***** Given information *****
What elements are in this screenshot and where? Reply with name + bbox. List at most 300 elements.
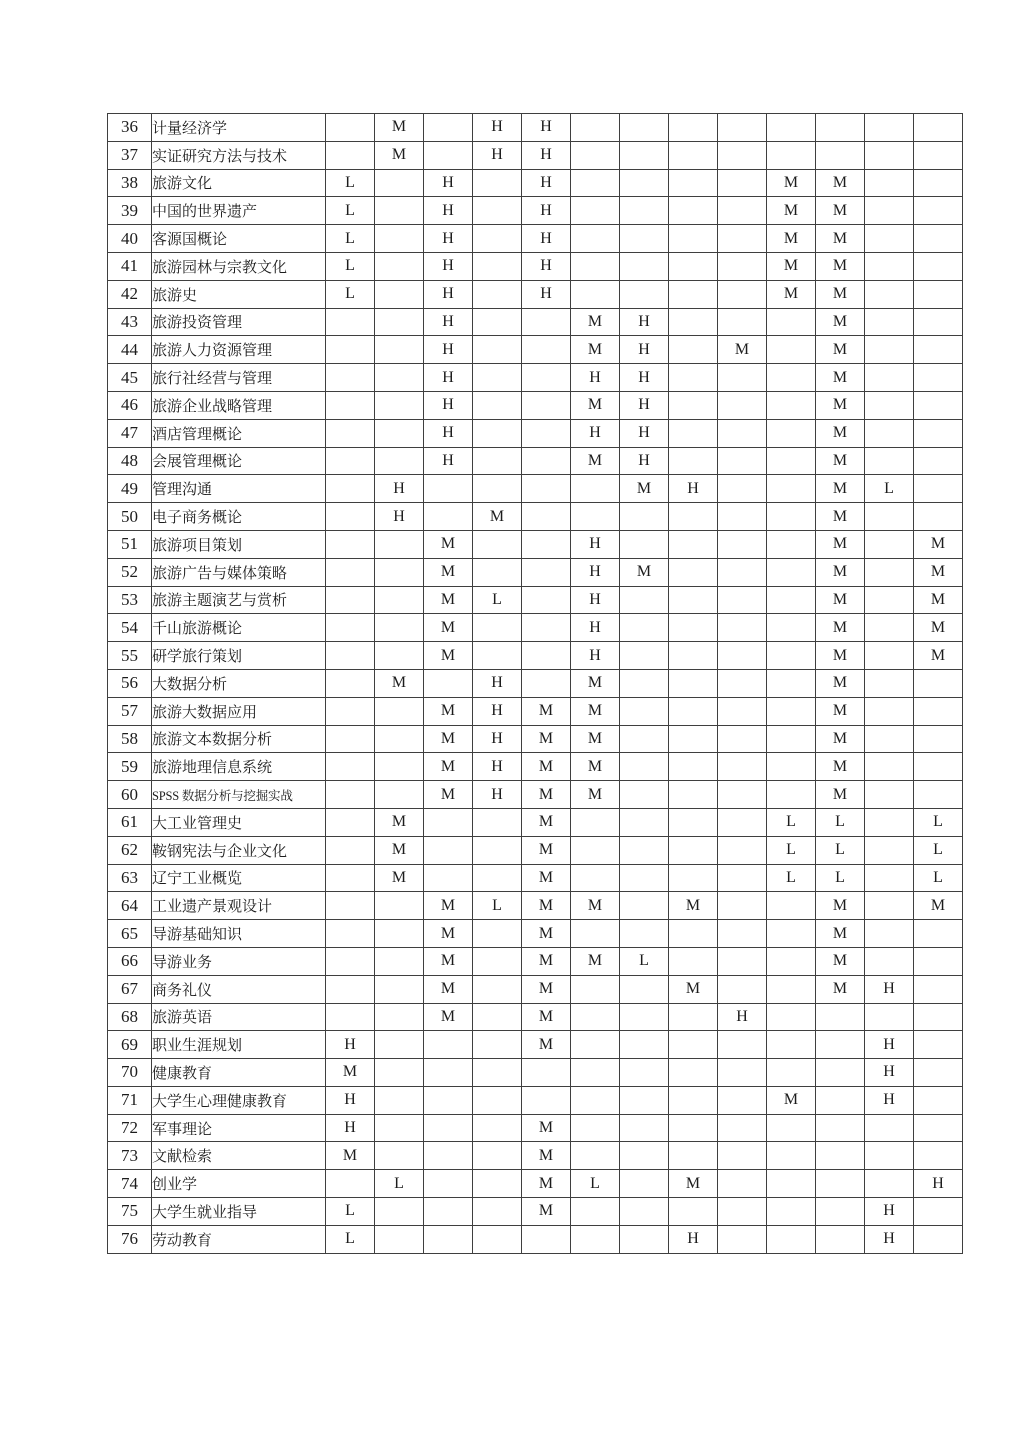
matrix-cell: M <box>375 669 424 697</box>
matrix-cell: M <box>424 781 473 809</box>
matrix-cell-empty <box>865 169 914 197</box>
course-number: 44 <box>108 336 152 364</box>
matrix-cell-empty <box>326 836 375 864</box>
matrix-cell-empty <box>914 141 963 169</box>
course-name: 旅游文化 <box>152 169 326 197</box>
matrix-cell-empty <box>375 781 424 809</box>
matrix-cell-empty <box>424 1170 473 1198</box>
matrix-cell-empty <box>571 1198 620 1226</box>
matrix-cell: M <box>914 586 963 614</box>
matrix-cell-empty <box>620 1059 669 1087</box>
course-name: 大数据分析 <box>152 669 326 697</box>
table-row <box>108 1170 963 1198</box>
matrix-cell: H <box>424 169 473 197</box>
matrix-cell-empty <box>669 280 718 308</box>
table-body <box>108 114 963 1254</box>
matrix-cell: M <box>522 808 571 836</box>
matrix-cell-empty <box>865 697 914 725</box>
matrix-cell-empty <box>522 558 571 586</box>
matrix-cell: M <box>816 586 865 614</box>
course-number: 48 <box>108 447 152 475</box>
course-name: 军事理论 <box>152 1114 326 1142</box>
matrix-cell: H <box>865 1086 914 1114</box>
matrix-cell: M <box>424 725 473 753</box>
matrix-cell-empty <box>718 1031 767 1059</box>
course-name: 旅游园林与宗教文化 <box>152 252 326 280</box>
matrix-cell-empty <box>718 419 767 447</box>
matrix-cell-empty <box>669 753 718 781</box>
matrix-cell-empty <box>326 364 375 392</box>
matrix-cell: M <box>669 1170 718 1198</box>
table-row <box>108 614 963 642</box>
matrix-cell: M <box>522 697 571 725</box>
matrix-cell-empty <box>767 447 816 475</box>
matrix-cell-empty <box>424 114 473 142</box>
course-number: 69 <box>108 1031 152 1059</box>
matrix-cell-empty <box>620 920 669 948</box>
matrix-cell: M <box>816 391 865 419</box>
matrix-cell-empty <box>914 669 963 697</box>
course-name: 旅游地理信息系统 <box>152 753 326 781</box>
matrix-cell-empty <box>865 642 914 670</box>
matrix-cell: L <box>375 1170 424 1198</box>
matrix-cell-empty <box>914 781 963 809</box>
matrix-cell-empty <box>375 225 424 253</box>
matrix-cell-empty <box>669 1031 718 1059</box>
matrix-cell: M <box>669 975 718 1003</box>
matrix-cell: M <box>522 725 571 753</box>
course-name: 导游业务 <box>152 947 326 975</box>
matrix-cell-empty <box>375 1031 424 1059</box>
matrix-cell-empty <box>375 530 424 558</box>
matrix-cell: M <box>767 225 816 253</box>
matrix-cell-empty <box>865 419 914 447</box>
matrix-cell-empty <box>326 1003 375 1031</box>
course-name: 中国的世界遗产 <box>152 197 326 225</box>
matrix-cell-empty <box>669 864 718 892</box>
table-row <box>108 114 963 142</box>
table-row <box>108 920 963 948</box>
matrix-cell-empty <box>669 642 718 670</box>
matrix-cell: L <box>326 225 375 253</box>
matrix-cell-empty <box>669 1198 718 1226</box>
matrix-cell-empty <box>571 1059 620 1087</box>
matrix-cell-empty <box>669 947 718 975</box>
course-number: 71 <box>108 1086 152 1114</box>
course-number: 46 <box>108 391 152 419</box>
matrix-cell-empty <box>816 1114 865 1142</box>
table-row <box>108 975 963 1003</box>
matrix-cell: M <box>571 669 620 697</box>
course-name: 旅游投资管理 <box>152 308 326 336</box>
matrix-cell-empty <box>571 475 620 503</box>
course-number: 54 <box>108 614 152 642</box>
matrix-cell-empty <box>326 947 375 975</box>
matrix-cell: L <box>767 864 816 892</box>
matrix-cell: M <box>375 114 424 142</box>
matrix-cell-empty <box>816 1170 865 1198</box>
matrix-cell: L <box>473 586 522 614</box>
matrix-cell: M <box>669 892 718 920</box>
matrix-cell-empty <box>620 669 669 697</box>
course-number: 74 <box>108 1170 152 1198</box>
matrix-cell-empty <box>865 197 914 225</box>
table-row <box>108 669 963 697</box>
matrix-cell-empty <box>865 391 914 419</box>
course-number: 40 <box>108 225 152 253</box>
table-row <box>108 197 963 225</box>
matrix-cell-empty <box>718 364 767 392</box>
matrix-cell-empty <box>375 920 424 948</box>
matrix-cell: H <box>424 364 473 392</box>
matrix-cell-empty <box>473 419 522 447</box>
matrix-cell-empty <box>865 781 914 809</box>
matrix-cell-empty <box>718 503 767 531</box>
matrix-cell-empty <box>571 280 620 308</box>
matrix-cell-empty <box>326 614 375 642</box>
course-name: 实证研究方法与技术 <box>152 141 326 169</box>
matrix-cell-empty <box>914 1114 963 1142</box>
course-name: 酒店管理概论 <box>152 419 326 447</box>
course-name: 工业遗产景观设计 <box>152 892 326 920</box>
matrix-cell-empty <box>473 1031 522 1059</box>
table-row <box>108 808 963 836</box>
matrix-cell-empty <box>718 642 767 670</box>
matrix-cell-empty <box>571 836 620 864</box>
matrix-cell-empty <box>522 1059 571 1087</box>
course-name: 管理沟通 <box>152 475 326 503</box>
matrix-cell-empty <box>326 975 375 1003</box>
course-number: 73 <box>108 1142 152 1170</box>
matrix-cell-empty <box>571 1225 620 1253</box>
matrix-cell-empty <box>767 530 816 558</box>
table-row <box>108 308 963 336</box>
matrix-cell-empty <box>718 836 767 864</box>
matrix-cell: H <box>424 280 473 308</box>
course-name: 计量经济学 <box>152 114 326 142</box>
matrix-cell-empty <box>669 364 718 392</box>
matrix-cell: H <box>522 252 571 280</box>
matrix-cell-empty <box>375 308 424 336</box>
matrix-cell-empty <box>865 447 914 475</box>
course-name: 健康教育 <box>152 1059 326 1087</box>
matrix-cell-empty <box>620 614 669 642</box>
matrix-cell-empty <box>865 1114 914 1142</box>
matrix-cell: M <box>816 419 865 447</box>
matrix-cell: M <box>522 892 571 920</box>
matrix-cell: H <box>326 1031 375 1059</box>
matrix-cell-empty <box>375 364 424 392</box>
matrix-cell: M <box>816 975 865 1003</box>
matrix-cell-empty <box>718 447 767 475</box>
matrix-cell-empty <box>326 920 375 948</box>
matrix-cell-empty <box>767 642 816 670</box>
matrix-cell-empty <box>767 920 816 948</box>
matrix-cell-empty <box>865 114 914 142</box>
matrix-cell-empty <box>571 1142 620 1170</box>
matrix-cell-empty <box>326 864 375 892</box>
matrix-cell-empty <box>865 669 914 697</box>
matrix-cell: L <box>816 808 865 836</box>
course-name: 客源国概论 <box>152 225 326 253</box>
matrix-cell-empty <box>767 1170 816 1198</box>
matrix-cell-empty <box>718 781 767 809</box>
course-name: 千山旅游概论 <box>152 614 326 642</box>
matrix-cell-empty <box>424 1142 473 1170</box>
matrix-cell: M <box>522 1142 571 1170</box>
matrix-cell-empty <box>914 697 963 725</box>
matrix-cell-empty <box>718 1170 767 1198</box>
matrix-cell-empty <box>375 1142 424 1170</box>
matrix-cell: M <box>522 1170 571 1198</box>
matrix-cell-empty <box>865 1003 914 1031</box>
matrix-cell-empty <box>326 503 375 531</box>
matrix-cell-empty <box>620 1225 669 1253</box>
course-name: 研学旅行策划 <box>152 642 326 670</box>
matrix-cell: H <box>473 114 522 142</box>
matrix-cell: H <box>620 419 669 447</box>
matrix-cell-empty <box>718 892 767 920</box>
matrix-cell-empty <box>571 808 620 836</box>
matrix-cell: M <box>522 1031 571 1059</box>
matrix-cell-empty <box>767 614 816 642</box>
matrix-cell-empty <box>571 864 620 892</box>
matrix-cell-empty <box>473 197 522 225</box>
matrix-cell-empty <box>326 391 375 419</box>
matrix-cell-empty <box>620 975 669 1003</box>
matrix-cell: L <box>914 864 963 892</box>
matrix-cell-empty <box>375 558 424 586</box>
matrix-cell: H <box>522 225 571 253</box>
matrix-cell: M <box>816 530 865 558</box>
matrix-cell-empty <box>620 642 669 670</box>
matrix-cell: M <box>816 280 865 308</box>
matrix-cell-empty <box>718 669 767 697</box>
matrix-cell-empty <box>767 503 816 531</box>
matrix-cell-empty <box>375 1225 424 1253</box>
table-row <box>108 1198 963 1226</box>
matrix-cell: M <box>767 280 816 308</box>
course-name: 电子商务概论 <box>152 503 326 531</box>
matrix-cell-empty <box>326 308 375 336</box>
matrix-cell-empty <box>816 114 865 142</box>
matrix-cell-empty <box>620 1170 669 1198</box>
matrix-cell: M <box>767 252 816 280</box>
table-row <box>108 725 963 753</box>
matrix-cell-empty <box>767 753 816 781</box>
matrix-cell: M <box>571 336 620 364</box>
matrix-cell: H <box>571 364 620 392</box>
matrix-cell-empty <box>473 280 522 308</box>
table-row <box>108 225 963 253</box>
matrix-cell-empty <box>816 1225 865 1253</box>
matrix-cell-empty <box>816 141 865 169</box>
matrix-cell-empty <box>865 336 914 364</box>
table-row <box>108 391 963 419</box>
matrix-cell: M <box>571 892 620 920</box>
matrix-cell-empty <box>914 447 963 475</box>
matrix-cell: M <box>424 947 473 975</box>
matrix-cell-empty <box>522 336 571 364</box>
matrix-cell-empty <box>914 114 963 142</box>
matrix-cell: H <box>571 614 620 642</box>
matrix-cell-empty <box>669 419 718 447</box>
matrix-cell-empty <box>522 308 571 336</box>
matrix-cell-empty <box>767 892 816 920</box>
matrix-cell: M <box>424 614 473 642</box>
matrix-cell: H <box>424 308 473 336</box>
matrix-cell-empty <box>767 114 816 142</box>
matrix-cell: H <box>375 503 424 531</box>
course-number: 62 <box>108 836 152 864</box>
course-number: 43 <box>108 308 152 336</box>
matrix-cell-empty <box>767 1114 816 1142</box>
matrix-cell: H <box>914 1170 963 1198</box>
matrix-cell-empty <box>375 975 424 1003</box>
matrix-cell-empty <box>718 1198 767 1226</box>
table-row <box>108 252 963 280</box>
matrix-cell: M <box>571 947 620 975</box>
matrix-cell-empty <box>326 781 375 809</box>
matrix-cell-empty <box>620 781 669 809</box>
matrix-cell-empty <box>375 169 424 197</box>
matrix-cell-empty <box>620 114 669 142</box>
matrix-cell: H <box>620 336 669 364</box>
course-number: 65 <box>108 920 152 948</box>
matrix-cell-empty <box>914 503 963 531</box>
matrix-cell-empty <box>473 975 522 1003</box>
matrix-cell-empty <box>865 892 914 920</box>
course-name: 旅游主题演艺与赏析 <box>152 586 326 614</box>
matrix-cell: H <box>571 558 620 586</box>
course-name: 商务礼仪 <box>152 975 326 1003</box>
matrix-cell: M <box>522 781 571 809</box>
matrix-cell-empty <box>669 391 718 419</box>
matrix-cell: H <box>522 114 571 142</box>
matrix-cell-empty <box>522 642 571 670</box>
matrix-cell: M <box>816 669 865 697</box>
matrix-cell-empty <box>718 530 767 558</box>
matrix-cell-empty <box>473 614 522 642</box>
matrix-cell-empty <box>718 391 767 419</box>
course-number: 51 <box>108 530 152 558</box>
course-name: 鞍钢宪法与企业文化 <box>152 836 326 864</box>
matrix-cell-empty <box>522 364 571 392</box>
matrix-cell-empty <box>767 1059 816 1087</box>
course-name: 旅游英语 <box>152 1003 326 1031</box>
course-number: 76 <box>108 1225 152 1253</box>
matrix-cell: M <box>816 308 865 336</box>
matrix-cell-empty <box>620 252 669 280</box>
matrix-cell: L <box>767 836 816 864</box>
matrix-cell: L <box>816 836 865 864</box>
matrix-cell-empty <box>816 1003 865 1031</box>
matrix-cell-empty <box>375 1086 424 1114</box>
course-number: 41 <box>108 252 152 280</box>
matrix-cell-empty <box>473 1142 522 1170</box>
matrix-cell-empty <box>571 1086 620 1114</box>
matrix-cell-empty <box>326 586 375 614</box>
matrix-cell-empty <box>718 808 767 836</box>
matrix-cell-empty <box>669 920 718 948</box>
matrix-cell-empty <box>620 141 669 169</box>
matrix-cell-empty <box>669 308 718 336</box>
matrix-cell-empty <box>718 864 767 892</box>
matrix-cell: H <box>865 1225 914 1253</box>
course-number: 37 <box>108 141 152 169</box>
matrix-cell: H <box>620 447 669 475</box>
matrix-cell: L <box>865 475 914 503</box>
matrix-cell-empty <box>914 1059 963 1087</box>
table-row <box>108 1142 963 1170</box>
matrix-cell-empty <box>865 530 914 558</box>
matrix-cell-empty <box>816 1142 865 1170</box>
matrix-cell-empty <box>571 197 620 225</box>
matrix-cell: M <box>816 169 865 197</box>
matrix-cell-empty <box>620 697 669 725</box>
course-name: 大学生就业指导 <box>152 1198 326 1226</box>
matrix-cell-empty <box>718 1059 767 1087</box>
matrix-cell-empty <box>375 252 424 280</box>
matrix-cell: L <box>326 1225 375 1253</box>
matrix-cell-empty <box>718 975 767 1003</box>
matrix-cell-empty <box>620 1086 669 1114</box>
course-number: 39 <box>108 197 152 225</box>
matrix-cell-empty <box>865 252 914 280</box>
matrix-cell: H <box>620 308 669 336</box>
matrix-cell-empty <box>669 447 718 475</box>
matrix-cell: M <box>914 614 963 642</box>
matrix-cell: H <box>424 447 473 475</box>
matrix-cell-empty <box>767 669 816 697</box>
matrix-cell: M <box>816 614 865 642</box>
course-name: 劳动教育 <box>152 1225 326 1253</box>
matrix-cell-empty <box>473 1086 522 1114</box>
matrix-cell: H <box>669 1225 718 1253</box>
matrix-cell-empty <box>865 225 914 253</box>
matrix-cell: M <box>375 864 424 892</box>
matrix-cell-empty <box>473 947 522 975</box>
matrix-cell: L <box>620 947 669 975</box>
matrix-cell-empty <box>669 530 718 558</box>
matrix-cell-empty <box>865 864 914 892</box>
matrix-cell-empty <box>375 197 424 225</box>
matrix-cell-empty <box>767 781 816 809</box>
matrix-cell: H <box>571 530 620 558</box>
table-row <box>108 447 963 475</box>
matrix-cell: H <box>865 975 914 1003</box>
matrix-cell-empty <box>620 808 669 836</box>
matrix-cell-empty <box>473 1198 522 1226</box>
matrix-cell-empty <box>424 836 473 864</box>
table-row <box>108 1225 963 1253</box>
matrix-cell-empty <box>865 503 914 531</box>
matrix-cell-empty <box>620 1142 669 1170</box>
matrix-cell-empty <box>473 1059 522 1087</box>
matrix-cell: M <box>522 1198 571 1226</box>
matrix-cell: M <box>816 252 865 280</box>
matrix-cell-empty <box>767 364 816 392</box>
matrix-cell: M <box>816 336 865 364</box>
matrix-cell: M <box>816 447 865 475</box>
matrix-cell-empty <box>620 280 669 308</box>
matrix-cell-empty <box>718 1086 767 1114</box>
matrix-cell: M <box>375 141 424 169</box>
matrix-cell-empty <box>767 975 816 1003</box>
matrix-cell-empty <box>571 225 620 253</box>
matrix-cell-empty <box>620 1114 669 1142</box>
matrix-cell-empty <box>914 1225 963 1253</box>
*****
What needs to be done: Starting with the line that contains "matrix-cell: M <box>375 669 424 697</box>" and going on through the line that contains "matrix-cell: H <box>865 1086 914 1114</box>", write those lines out again, swapping "course-name" for "course-title" and leaving everything else unchanged.

Solution to this task:
matrix-cell: M <box>375 669 424 697</box>
matrix-cell: M <box>424 781 473 809</box>
matrix-cell-empty <box>865 169 914 197</box>
course-number: 44 <box>108 336 152 364</box>
matrix-cell-empty <box>326 836 375 864</box>
matrix-cell-empty <box>914 141 963 169</box>
course-title: 旅游文化 <box>152 169 326 197</box>
matrix-cell-empty <box>375 781 424 809</box>
matrix-cell-empty <box>424 1170 473 1198</box>
matrix-cell-empty <box>571 1198 620 1226</box>
matrix-cell: M <box>914 586 963 614</box>
matrix-cell-empty <box>620 1059 669 1087</box>
course-title: 大数据分析 <box>152 669 326 697</box>
table-row <box>108 1170 963 1198</box>
matrix-cell: H <box>424 169 473 197</box>
matrix-cell-empty <box>669 280 718 308</box>
table-body <box>108 114 963 1254</box>
matrix-cell: M <box>522 808 571 836</box>
matrix-cell-empty <box>865 697 914 725</box>
matrix-cell-empty <box>522 558 571 586</box>
matrix-cell: M <box>816 586 865 614</box>
course-number: 48 <box>108 447 152 475</box>
course-title: 军事理论 <box>152 1114 326 1142</box>
matrix-cell: H <box>865 1086 914 1114</box>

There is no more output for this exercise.